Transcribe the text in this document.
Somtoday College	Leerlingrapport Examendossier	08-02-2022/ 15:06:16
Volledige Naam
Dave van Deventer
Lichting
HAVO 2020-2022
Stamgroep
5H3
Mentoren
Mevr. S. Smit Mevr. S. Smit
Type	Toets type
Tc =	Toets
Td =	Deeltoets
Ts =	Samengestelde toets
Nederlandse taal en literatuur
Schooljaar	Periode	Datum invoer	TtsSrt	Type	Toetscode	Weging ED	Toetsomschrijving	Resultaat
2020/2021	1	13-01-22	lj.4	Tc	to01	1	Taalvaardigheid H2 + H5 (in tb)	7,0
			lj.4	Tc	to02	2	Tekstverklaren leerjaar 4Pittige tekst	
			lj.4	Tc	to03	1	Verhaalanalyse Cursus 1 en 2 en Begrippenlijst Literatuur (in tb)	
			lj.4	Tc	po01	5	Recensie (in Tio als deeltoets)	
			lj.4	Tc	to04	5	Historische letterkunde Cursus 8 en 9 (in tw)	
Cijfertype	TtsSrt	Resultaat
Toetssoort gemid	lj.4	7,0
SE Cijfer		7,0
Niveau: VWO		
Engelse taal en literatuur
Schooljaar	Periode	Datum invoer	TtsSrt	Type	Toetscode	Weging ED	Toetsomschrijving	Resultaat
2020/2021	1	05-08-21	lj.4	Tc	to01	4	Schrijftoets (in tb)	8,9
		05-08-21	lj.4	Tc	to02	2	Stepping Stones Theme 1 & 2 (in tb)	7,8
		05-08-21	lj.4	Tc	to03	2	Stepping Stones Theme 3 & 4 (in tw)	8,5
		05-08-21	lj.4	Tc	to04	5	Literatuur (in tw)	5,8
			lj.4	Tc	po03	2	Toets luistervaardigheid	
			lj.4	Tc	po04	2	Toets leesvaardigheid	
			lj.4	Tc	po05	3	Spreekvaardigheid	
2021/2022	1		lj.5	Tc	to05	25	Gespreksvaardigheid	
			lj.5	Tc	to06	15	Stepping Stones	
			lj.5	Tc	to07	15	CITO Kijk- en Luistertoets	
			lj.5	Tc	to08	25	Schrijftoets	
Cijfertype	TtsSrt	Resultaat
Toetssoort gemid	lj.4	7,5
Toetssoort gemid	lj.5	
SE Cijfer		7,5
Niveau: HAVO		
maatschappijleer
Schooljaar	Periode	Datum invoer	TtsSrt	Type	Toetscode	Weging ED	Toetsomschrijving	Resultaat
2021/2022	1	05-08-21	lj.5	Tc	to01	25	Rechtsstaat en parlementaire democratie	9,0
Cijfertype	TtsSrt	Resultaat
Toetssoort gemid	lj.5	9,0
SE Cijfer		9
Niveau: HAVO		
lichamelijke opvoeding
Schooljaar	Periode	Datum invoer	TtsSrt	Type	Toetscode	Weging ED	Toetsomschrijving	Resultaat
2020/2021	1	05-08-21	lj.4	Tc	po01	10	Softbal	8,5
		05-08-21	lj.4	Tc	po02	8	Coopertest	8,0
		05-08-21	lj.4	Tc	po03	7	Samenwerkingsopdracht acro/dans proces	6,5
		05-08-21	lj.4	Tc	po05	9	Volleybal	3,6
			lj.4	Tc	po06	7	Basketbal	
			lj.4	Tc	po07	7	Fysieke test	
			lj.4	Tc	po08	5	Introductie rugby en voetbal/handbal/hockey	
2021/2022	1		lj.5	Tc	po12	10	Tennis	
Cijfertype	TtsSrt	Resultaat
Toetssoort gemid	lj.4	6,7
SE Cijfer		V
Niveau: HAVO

****************

Your instructions>
Take the entries and copy them out exactly.

Finished task>
Transcribe the text in this document.
Somtoday College	Leerlingrapport Examendossier	08-02-2022/ 15:06:16
Volledige Naam
Dave van Deventer
Lichting
HAVO 2020-2022
Stamgroep
5H3
Mentoren
Mevr. S. Smit Mevr. S. Smit
Type	Toets type
Tc =	Toets
Td =	Deeltoets
Ts =	Samengestelde toets
Nederlandse taal en literatuur
Schooljaar	Periode	Datum invoer	TtsSrt	Type	Toetscode	Weging ED	Toetsomschrijving	Resultaat
2020/2021	1	13-01-22	lj.4	Tc	to01	1	Taalvaardigheid H2 + H5 (in tb)	7,0
			lj.4	Tc	to02	2	Tekstverklaren leerjaar 4Pittige tekst	
			lj.4	Tc	to03	1	Verhaalanalyse Cursus 1 en 2 en Begrippenlijst Literatuur (in tb)	
			lj.4	Tc	po01	5	Recensie (in Tio als deeltoets)	
			lj.4	Tc	to04	5	Historische letterkunde Cursus 8 en 9 (in tw)	
Cijfertype	TtsSrt	Resultaat
Toetssoort gemid	lj.4	7,0
SE Cijfer		7,0
Niveau: VWO		
Engelse taal en literatuur
Schooljaar	Periode	Datum invoer	TtsSrt	Type	Toetscode	Weging ED	Toetsomschrijving	Resultaat
2020/2021	1	05-08-21	lj.4	Tc	to01	4	Schrijftoets (in tb)	8,9
		05-08-21	lj.4	Tc	to02	2	Stepping Stones Theme 1 & 2 (in tb)	7,8
		05-08-21	lj.4	Tc	to03	2	Stepping Stones Theme 3 & 4 (in tw)	8,5
		05-08-21	lj.4	Tc	to04	5	Literatuur (in tw)	5,8
			lj.4	Tc	po03	2	Toets luistervaardigheid	
			lj.4	Tc	po04	2	Toets leesvaardigheid	
			lj.4	Tc	po05	3	Spreekvaardigheid	
2021/2022	1		lj.5	Tc	to05	25	Gespreksvaardigheid	
			lj.5	Tc	to06	15	Stepping Stones	
			lj.5	Tc	to07	15	CITO Kijk- en Luistertoets	
			lj.5	Tc	to08	25	Schrijftoets	
Cijfertype	TtsSrt	Resultaat
Toetssoort gemid	lj.4	7,5
Toetssoort gemid	lj.5	
SE Cijfer		7,5
Niveau: HAVO		
maatschappijleer
Schooljaar	Periode	Datum invoer	TtsSrt	Type	Toetscode	Weging ED	Toetsomschrijving	Resultaat
2021/2022	1	05-08-21	lj.5	Tc	to01	25	Rechtsstaat en parlementaire democratie	9,0
Cijfertype	TtsSrt	Resultaat
Toetssoort gemid	lj.5	9,0
SE Cijfer		9
Niveau: HAVO		
lichamelijke opvoeding
Schooljaar	Periode	Datum invoer	TtsSrt	Type	Toetscode	Weging ED	Toetsomschrijving	Resultaat
2020/2021	1	05-08-21	lj.4	Tc	po01	10	Softbal	8,5
		05-08-21	lj.4	Tc	po02	8	Coopertest	8,0
		05-08-21	lj.4	Tc	po03	7	Samenwerkingsopdracht acro/dans proces	6,5
		05-08-21	lj.4	Tc	po05	9	Volleybal	3,6
			lj.4	Tc	po06	7	Basketbal	
			lj.4	Tc	po07	7	Fysieke test	
			lj.4	Tc	po08	5	Introductie rugby en voetbal/handbal/hockey	
2021/2022	1		lj.5	Tc	po12	10	Tennis	
Cijfertype	TtsSrt	Resultaat
Toetssoort gemid	lj.4	6,7
SE Cijfer		V
Niveau: HAVO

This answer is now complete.